§ **Prompt**: Copy the lines word for word, starting with the first one in the records and ending with the line that contains "836, 638, 912]".

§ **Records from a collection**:
— BEGIN —

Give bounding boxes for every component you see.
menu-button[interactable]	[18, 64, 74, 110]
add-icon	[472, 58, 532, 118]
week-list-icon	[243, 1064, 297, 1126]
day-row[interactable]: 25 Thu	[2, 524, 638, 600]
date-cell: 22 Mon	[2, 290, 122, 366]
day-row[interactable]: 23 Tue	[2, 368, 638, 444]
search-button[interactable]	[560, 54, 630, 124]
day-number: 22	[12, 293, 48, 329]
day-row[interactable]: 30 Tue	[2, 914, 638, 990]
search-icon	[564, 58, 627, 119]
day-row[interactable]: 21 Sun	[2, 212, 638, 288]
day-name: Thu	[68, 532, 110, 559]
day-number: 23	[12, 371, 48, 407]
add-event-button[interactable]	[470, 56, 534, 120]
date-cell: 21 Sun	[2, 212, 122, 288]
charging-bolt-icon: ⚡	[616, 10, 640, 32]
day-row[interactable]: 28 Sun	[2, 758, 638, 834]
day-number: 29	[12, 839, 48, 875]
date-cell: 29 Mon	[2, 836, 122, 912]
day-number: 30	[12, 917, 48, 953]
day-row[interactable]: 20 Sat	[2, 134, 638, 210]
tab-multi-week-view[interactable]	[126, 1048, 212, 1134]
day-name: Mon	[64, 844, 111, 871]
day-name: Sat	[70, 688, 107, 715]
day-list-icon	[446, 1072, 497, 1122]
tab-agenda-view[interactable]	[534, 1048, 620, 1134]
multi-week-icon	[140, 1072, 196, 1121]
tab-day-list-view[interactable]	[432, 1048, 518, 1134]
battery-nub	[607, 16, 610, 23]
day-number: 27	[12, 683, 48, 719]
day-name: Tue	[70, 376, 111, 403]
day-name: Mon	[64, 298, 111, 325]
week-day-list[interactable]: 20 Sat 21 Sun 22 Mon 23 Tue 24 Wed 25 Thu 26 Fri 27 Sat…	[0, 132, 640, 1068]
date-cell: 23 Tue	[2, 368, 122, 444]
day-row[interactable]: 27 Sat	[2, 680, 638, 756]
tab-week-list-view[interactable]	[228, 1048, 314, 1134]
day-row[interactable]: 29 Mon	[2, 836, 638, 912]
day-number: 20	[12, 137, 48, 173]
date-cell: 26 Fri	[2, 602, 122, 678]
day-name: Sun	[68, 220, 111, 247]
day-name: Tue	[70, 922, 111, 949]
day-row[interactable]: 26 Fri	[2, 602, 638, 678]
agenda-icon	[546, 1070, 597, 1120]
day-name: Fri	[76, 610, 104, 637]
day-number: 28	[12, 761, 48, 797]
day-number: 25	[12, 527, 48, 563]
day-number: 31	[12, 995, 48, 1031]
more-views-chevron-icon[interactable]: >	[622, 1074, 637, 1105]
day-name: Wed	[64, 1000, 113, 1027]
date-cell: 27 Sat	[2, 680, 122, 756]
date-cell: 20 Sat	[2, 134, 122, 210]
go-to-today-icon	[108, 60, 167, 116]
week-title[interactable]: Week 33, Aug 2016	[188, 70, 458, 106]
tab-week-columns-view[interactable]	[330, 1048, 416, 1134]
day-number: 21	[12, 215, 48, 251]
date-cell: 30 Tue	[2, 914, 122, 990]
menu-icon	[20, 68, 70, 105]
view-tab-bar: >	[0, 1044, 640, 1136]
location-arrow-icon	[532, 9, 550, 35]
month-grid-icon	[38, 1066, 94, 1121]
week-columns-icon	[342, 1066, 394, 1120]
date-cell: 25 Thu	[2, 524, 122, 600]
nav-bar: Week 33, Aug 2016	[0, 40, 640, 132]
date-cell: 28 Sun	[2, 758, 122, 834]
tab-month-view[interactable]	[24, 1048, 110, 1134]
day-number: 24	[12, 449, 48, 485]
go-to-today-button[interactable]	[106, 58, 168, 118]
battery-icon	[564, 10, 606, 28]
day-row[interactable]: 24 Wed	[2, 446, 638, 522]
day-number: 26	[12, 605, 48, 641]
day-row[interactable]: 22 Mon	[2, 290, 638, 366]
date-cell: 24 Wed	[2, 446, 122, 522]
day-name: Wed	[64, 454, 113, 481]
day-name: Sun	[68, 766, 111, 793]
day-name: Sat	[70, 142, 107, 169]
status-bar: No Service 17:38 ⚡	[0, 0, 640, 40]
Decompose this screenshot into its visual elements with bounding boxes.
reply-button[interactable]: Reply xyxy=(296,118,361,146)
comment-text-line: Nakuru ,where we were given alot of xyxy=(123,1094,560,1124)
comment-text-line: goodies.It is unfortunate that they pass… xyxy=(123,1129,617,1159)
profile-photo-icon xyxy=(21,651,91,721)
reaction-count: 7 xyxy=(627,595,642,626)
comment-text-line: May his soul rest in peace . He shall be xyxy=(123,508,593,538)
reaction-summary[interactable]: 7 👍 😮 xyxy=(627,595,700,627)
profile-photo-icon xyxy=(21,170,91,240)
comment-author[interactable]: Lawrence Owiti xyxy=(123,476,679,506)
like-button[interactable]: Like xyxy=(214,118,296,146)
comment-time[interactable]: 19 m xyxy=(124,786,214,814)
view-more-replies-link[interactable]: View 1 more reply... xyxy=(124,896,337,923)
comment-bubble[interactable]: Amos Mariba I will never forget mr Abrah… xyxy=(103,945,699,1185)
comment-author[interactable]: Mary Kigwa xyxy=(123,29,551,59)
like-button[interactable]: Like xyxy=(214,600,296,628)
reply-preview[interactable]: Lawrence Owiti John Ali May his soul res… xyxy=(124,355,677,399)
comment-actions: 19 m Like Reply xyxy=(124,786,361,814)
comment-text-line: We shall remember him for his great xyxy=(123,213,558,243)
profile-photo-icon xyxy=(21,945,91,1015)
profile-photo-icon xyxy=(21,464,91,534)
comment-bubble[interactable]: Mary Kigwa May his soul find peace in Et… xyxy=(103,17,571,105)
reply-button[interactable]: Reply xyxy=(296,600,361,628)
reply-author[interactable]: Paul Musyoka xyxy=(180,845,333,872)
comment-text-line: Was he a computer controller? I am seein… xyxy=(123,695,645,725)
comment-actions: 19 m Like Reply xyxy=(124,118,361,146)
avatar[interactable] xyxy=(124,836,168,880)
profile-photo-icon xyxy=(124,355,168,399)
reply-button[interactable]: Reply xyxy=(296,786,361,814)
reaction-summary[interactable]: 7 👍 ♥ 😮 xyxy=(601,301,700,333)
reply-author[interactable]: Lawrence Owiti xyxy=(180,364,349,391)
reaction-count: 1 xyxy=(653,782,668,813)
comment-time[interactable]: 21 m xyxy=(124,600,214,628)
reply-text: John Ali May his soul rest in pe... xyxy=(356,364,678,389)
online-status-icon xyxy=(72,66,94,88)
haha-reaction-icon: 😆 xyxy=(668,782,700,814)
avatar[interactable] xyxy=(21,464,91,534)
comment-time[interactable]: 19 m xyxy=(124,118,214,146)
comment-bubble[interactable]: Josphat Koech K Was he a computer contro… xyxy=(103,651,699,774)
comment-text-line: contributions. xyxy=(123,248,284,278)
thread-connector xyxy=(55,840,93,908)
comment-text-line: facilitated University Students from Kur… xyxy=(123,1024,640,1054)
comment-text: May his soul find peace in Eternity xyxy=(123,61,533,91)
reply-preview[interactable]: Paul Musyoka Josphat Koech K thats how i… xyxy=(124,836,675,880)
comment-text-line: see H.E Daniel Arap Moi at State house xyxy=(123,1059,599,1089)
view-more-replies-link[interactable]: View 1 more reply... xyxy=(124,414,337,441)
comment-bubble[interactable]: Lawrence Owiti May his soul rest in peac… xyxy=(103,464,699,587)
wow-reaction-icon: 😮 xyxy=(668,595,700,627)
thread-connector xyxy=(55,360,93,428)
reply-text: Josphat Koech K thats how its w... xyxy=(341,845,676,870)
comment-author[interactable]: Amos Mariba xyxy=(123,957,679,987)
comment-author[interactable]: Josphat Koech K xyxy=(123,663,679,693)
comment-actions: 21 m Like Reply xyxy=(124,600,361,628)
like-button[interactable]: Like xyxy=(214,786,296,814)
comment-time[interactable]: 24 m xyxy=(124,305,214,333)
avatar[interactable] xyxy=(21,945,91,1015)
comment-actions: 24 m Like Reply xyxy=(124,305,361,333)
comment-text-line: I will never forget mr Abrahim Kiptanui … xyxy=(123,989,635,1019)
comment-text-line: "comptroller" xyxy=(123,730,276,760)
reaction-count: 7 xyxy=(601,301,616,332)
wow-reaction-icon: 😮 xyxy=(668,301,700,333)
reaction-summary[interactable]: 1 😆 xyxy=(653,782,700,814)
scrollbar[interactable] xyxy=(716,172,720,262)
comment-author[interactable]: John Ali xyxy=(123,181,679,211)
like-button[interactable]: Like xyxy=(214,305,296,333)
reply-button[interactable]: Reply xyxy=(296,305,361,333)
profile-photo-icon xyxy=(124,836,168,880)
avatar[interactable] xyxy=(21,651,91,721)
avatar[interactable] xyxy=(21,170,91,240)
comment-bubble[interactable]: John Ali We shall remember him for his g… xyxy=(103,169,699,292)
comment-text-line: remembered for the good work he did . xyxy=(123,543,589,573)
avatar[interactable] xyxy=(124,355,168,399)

— END —

§ **The response**:
Give bounding boxes for every component you see.
menu-button[interactable]	[18, 64, 74, 110]
add-icon	[472, 58, 532, 118]
week-list-icon	[243, 1064, 297, 1126]
day-row[interactable]: 25 Thu	[2, 524, 638, 600]
date-cell: 22 Mon	[2, 290, 122, 366]
day-row[interactable]: 23 Tue	[2, 368, 638, 444]
search-button[interactable]	[560, 54, 630, 124]
day-number: 22	[12, 293, 48, 329]
day-row[interactable]: 30 Tue	[2, 914, 638, 990]
search-icon	[564, 58, 627, 119]
day-row[interactable]: 21 Sun	[2, 212, 638, 288]
day-name: Thu	[68, 532, 110, 559]
day-number: 23	[12, 371, 48, 407]
add-event-button[interactable]	[470, 56, 534, 120]
date-cell: 21 Sun	[2, 212, 122, 288]
charging-bolt-icon: ⚡	[616, 10, 640, 32]
day-row[interactable]: 28 Sun	[2, 758, 638, 834]
day-number: 29	[12, 839, 48, 875]
date-cell: 29 Mon	[2, 836, 122, 912]
day-number: 30	[12, 917, 48, 953]
day-row[interactable]: 20 Sat	[2, 134, 638, 210]
tab-multi-week-view[interactable]	[126, 1048, 212, 1134]
day-name: Mon	[64, 844, 111, 871]
day-name: Sat	[70, 688, 107, 715]
day-list-icon	[446, 1072, 497, 1122]
tab-agenda-view[interactable]	[534, 1048, 620, 1134]
multi-week-icon	[140, 1072, 196, 1121]
tab-day-list-view[interactable]	[432, 1048, 518, 1134]
battery-nub	[607, 16, 610, 23]
day-number: 27	[12, 683, 48, 719]
day-name: Tue	[70, 376, 111, 403]
day-name: Mon	[64, 298, 111, 325]
week-day-list[interactable]: 20 Sat 21 Sun 22 Mon 23 Tue 24 Wed 25 Thu 26 Fri 27 Sat…	[0, 132, 640, 1068]
date-cell: 23 Tue	[2, 368, 122, 444]
day-row[interactable]: 27 Sat	[2, 680, 638, 756]
tab-week-list-view[interactable]	[228, 1048, 314, 1134]
day-row[interactable]: 29 Mon	[2, 836, 638, 912]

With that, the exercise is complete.